■ **Problem**: The entries below are to be repeated exactly as they stand.

■ **Supplied data**:
════

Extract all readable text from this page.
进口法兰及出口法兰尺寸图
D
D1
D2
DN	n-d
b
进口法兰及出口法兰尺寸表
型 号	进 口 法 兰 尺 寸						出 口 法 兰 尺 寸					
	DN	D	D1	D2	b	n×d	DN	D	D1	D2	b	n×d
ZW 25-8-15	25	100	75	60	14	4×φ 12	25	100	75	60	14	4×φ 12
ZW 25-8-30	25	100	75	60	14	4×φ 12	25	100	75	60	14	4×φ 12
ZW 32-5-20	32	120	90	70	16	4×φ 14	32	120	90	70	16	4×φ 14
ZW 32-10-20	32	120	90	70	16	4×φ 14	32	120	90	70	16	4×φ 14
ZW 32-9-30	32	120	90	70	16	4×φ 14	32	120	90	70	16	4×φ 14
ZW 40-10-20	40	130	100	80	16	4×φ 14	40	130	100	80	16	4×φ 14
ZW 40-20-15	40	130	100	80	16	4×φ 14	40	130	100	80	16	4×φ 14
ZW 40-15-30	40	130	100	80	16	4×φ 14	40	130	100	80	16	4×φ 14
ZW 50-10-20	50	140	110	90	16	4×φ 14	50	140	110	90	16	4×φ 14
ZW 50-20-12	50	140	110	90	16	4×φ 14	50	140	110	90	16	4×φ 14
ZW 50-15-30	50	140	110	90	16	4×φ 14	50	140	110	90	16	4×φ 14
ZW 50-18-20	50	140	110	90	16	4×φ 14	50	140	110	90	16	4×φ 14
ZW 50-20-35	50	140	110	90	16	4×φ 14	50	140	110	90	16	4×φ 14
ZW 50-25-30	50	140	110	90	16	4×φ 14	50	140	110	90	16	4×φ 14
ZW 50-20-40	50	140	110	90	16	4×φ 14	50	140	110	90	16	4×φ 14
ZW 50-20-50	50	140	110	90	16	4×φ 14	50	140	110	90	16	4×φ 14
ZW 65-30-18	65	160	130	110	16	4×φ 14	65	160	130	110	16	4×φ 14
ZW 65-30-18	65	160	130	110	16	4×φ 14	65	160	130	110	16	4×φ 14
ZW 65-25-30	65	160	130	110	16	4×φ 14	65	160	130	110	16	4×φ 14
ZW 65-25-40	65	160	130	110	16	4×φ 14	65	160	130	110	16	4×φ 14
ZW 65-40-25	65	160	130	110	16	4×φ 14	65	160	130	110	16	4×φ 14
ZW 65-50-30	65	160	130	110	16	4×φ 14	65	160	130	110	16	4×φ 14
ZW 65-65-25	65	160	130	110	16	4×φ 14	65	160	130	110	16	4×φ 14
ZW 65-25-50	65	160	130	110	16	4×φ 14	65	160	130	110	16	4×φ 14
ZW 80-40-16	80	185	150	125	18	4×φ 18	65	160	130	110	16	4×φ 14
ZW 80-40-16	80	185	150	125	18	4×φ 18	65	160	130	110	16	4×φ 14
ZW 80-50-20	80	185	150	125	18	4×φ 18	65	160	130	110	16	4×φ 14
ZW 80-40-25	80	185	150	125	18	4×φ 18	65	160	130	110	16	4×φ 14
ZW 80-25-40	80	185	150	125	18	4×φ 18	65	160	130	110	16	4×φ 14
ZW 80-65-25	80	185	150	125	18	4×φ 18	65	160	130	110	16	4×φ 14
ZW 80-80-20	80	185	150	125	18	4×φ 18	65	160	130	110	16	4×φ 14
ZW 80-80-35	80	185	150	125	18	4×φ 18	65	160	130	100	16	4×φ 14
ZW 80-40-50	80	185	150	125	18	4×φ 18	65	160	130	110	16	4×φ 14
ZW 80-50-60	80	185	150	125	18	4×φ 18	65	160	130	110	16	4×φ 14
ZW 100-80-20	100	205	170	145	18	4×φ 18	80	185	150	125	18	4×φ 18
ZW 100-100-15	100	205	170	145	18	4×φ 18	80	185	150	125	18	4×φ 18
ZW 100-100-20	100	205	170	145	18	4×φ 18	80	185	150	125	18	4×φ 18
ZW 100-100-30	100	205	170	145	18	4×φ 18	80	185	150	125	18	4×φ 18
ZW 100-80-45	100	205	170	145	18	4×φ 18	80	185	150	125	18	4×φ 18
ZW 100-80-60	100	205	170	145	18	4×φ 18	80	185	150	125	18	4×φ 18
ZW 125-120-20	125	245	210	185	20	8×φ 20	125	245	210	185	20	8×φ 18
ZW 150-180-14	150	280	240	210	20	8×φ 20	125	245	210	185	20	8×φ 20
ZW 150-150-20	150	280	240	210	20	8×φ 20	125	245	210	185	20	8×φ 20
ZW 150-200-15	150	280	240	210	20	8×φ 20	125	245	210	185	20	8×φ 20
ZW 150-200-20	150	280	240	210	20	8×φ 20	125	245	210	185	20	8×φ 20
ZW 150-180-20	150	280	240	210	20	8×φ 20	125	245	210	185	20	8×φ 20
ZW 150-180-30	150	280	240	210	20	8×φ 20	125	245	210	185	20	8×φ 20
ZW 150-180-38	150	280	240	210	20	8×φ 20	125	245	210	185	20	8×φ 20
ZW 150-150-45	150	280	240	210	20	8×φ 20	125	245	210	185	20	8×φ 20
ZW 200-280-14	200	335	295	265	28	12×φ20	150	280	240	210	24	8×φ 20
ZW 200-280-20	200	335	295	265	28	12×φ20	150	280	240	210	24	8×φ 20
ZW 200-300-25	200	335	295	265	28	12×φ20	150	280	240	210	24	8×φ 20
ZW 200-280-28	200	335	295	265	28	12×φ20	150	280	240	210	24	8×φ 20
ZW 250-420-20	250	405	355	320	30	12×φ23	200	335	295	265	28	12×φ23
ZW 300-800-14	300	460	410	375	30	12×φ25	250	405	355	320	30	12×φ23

════

■ **Full answer**:
Extract all readable text from this page.
进口法兰及出口法兰尺寸图
D
D1
D2
DN	n-d
b
进口法兰及出口法兰尺寸表
型 号	进 口 法 兰 尺 寸						出 口 法 兰 尺 寸					
	DN	D	D1	D2	b	n×d	DN	D	D1	D2	b	n×d
ZW 25-8-15	25	100	75	60	14	4×φ 12	25	100	75	60	14	4×φ 12
ZW 25-8-30	25	100	75	60	14	4×φ 12	25	100	75	60	14	4×φ 12
ZW 32-5-20	32	120	90	70	16	4×φ 14	32	120	90	70	16	4×φ 14
ZW 32-10-20	32	120	90	70	16	4×φ 14	32	120	90	70	16	4×φ 14
ZW 32-9-30	32	120	90	70	16	4×φ 14	32	120	90	70	16	4×φ 14
ZW 40-10-20	40	130	100	80	16	4×φ 14	40	130	100	80	16	4×φ 14
ZW 40-20-15	40	130	100	80	16	4×φ 14	40	130	100	80	16	4×φ 14
ZW 40-15-30	40	130	100	80	16	4×φ 14	40	130	100	80	16	4×φ 14
ZW 50-10-20	50	140	110	90	16	4×φ 14	50	140	110	90	16	4×φ 14
ZW 50-20-12	50	140	110	90	16	4×φ 14	50	140	110	90	16	4×φ 14
ZW 50-15-30	50	140	110	90	16	4×φ 14	50	140	110	90	16	4×φ 14
ZW 50-18-20	50	140	110	90	16	4×φ 14	50	140	110	90	16	4×φ 14
ZW 50-20-35	50	140	110	90	16	4×φ 14	50	140	110	90	16	4×φ 14
ZW 50-25-30	50	140	110	90	16	4×φ 14	50	140	110	90	16	4×φ 14
ZW 50-20-40	50	140	110	90	16	4×φ 14	50	140	110	90	16	4×φ 14
ZW 50-20-50	50	140	110	90	16	4×φ 14	50	140	110	90	16	4×φ 14
ZW 65-30-18	65	160	130	110	16	4×φ 14	65	160	130	110	16	4×φ 14
ZW 65-30-18	65	160	130	110	16	4×φ 14	65	160	130	110	16	4×φ 14
ZW 65-25-30	65	160	130	110	16	4×φ 14	65	160	130	110	16	4×φ 14
ZW 65-25-40	65	160	130	110	16	4×φ 14	65	160	130	110	16	4×φ 14
ZW 65-40-25	65	160	130	110	16	4×φ 14	65	160	130	110	16	4×φ 14
ZW 65-50-30	65	160	130	110	16	4×φ 14	65	160	130	110	16	4×φ 14
ZW 65-65-25	65	160	130	110	16	4×φ 14	65	160	130	110	16	4×φ 14
ZW 65-25-50	65	160	130	110	16	4×φ 14	65	160	130	110	16	4×φ 14
ZW 80-40-16	80	185	150	125	18	4×φ 18	65	160	130	110	16	4×φ 14
ZW 80-40-16	80	185	150	125	18	4×φ 18	65	160	130	110	16	4×φ 14
ZW 80-50-20	80	185	150	125	18	4×φ 18	65	160	130	110	16	4×φ 14
ZW 80-40-25	80	185	150	125	18	4×φ 18	65	160	130	110	16	4×φ 14
ZW 80-25-40	80	185	150	125	18	4×φ 18	65	160	130	110	16	4×φ 14
ZW 80-65-25	80	185	150	125	18	4×φ 18	65	160	130	110	16	4×φ 14
ZW 80-80-20	80	185	150	125	18	4×φ 18	65	160	130	110	16	4×φ 14
ZW 80-80-35	80	185	150	125	18	4×φ 18	65	160	130	100	16	4×φ 14
ZW 80-40-50	80	185	150	125	18	4×φ 18	65	160	130	110	16	4×φ 14
ZW 80-50-60	80	185	150	125	18	4×φ 18	65	160	130	110	16	4×φ 14
ZW 100-80-20	100	205	170	145	18	4×φ 18	80	185	150	125	18	4×φ 18
ZW 100-100-15	100	205	170	145	18	4×φ 18	80	185	150	125	18	4×φ 18
ZW 100-100-20	100	205	170	145	18	4×φ 18	80	185	150	125	18	4×φ 18
ZW 100-100-30	100	205	170	145	18	4×φ 18	80	185	150	125	18	4×φ 18
ZW 100-80-45	100	205	170	145	18	4×φ 18	80	185	150	125	18	4×φ 18
ZW 100-80-60	100	205	170	145	18	4×φ 18	80	185	150	125	18	4×φ 18
ZW 125-120-20	125	245	210	185	20	8×φ 20	125	245	210	185	20	8×φ 18
ZW 150-180-14	150	280	240	210	20	8×φ 20	125	245	210	185	20	8×φ 20
ZW 150-150-20	150	280	240	210	20	8×φ 20	125	245	210	185	20	8×φ 20
ZW 150-200-15	150	280	240	210	20	8×φ 20	125	245	210	185	20	8×φ 20
ZW 150-200-20	150	280	240	210	20	8×φ 20	125	245	210	185	20	8×φ 20
ZW 150-180-20	150	280	240	210	20	8×φ 20	125	245	210	185	20	8×φ 20
ZW 150-180-30	150	280	240	210	20	8×φ 20	125	245	210	185	20	8×φ 20
ZW 150-180-38	150	280	240	210	20	8×φ 20	125	245	210	185	20	8×φ 20
ZW 150-150-45	150	280	240	210	20	8×φ 20	125	245	210	185	20	8×φ 20
ZW 200-280-14	200	335	295	265	28	12×φ20	150	280	240	210	24	8×φ 20
ZW 200-280-20	200	335	295	265	28	12×φ20	150	280	240	210	24	8×φ 20
ZW 200-300-25	200	335	295	265	28	12×φ20	150	280	240	210	24	8×φ 20
ZW 200-280-28	200	335	295	265	28	12×φ20	150	280	240	210	24	8×φ 20
ZW 250-420-20	250	405	355	320	30	12×φ23	200	335	295	265	28	12×φ23
ZW 300-800-14	300	460	410	375	30	12×φ25	250	405	355	320	30	12×φ23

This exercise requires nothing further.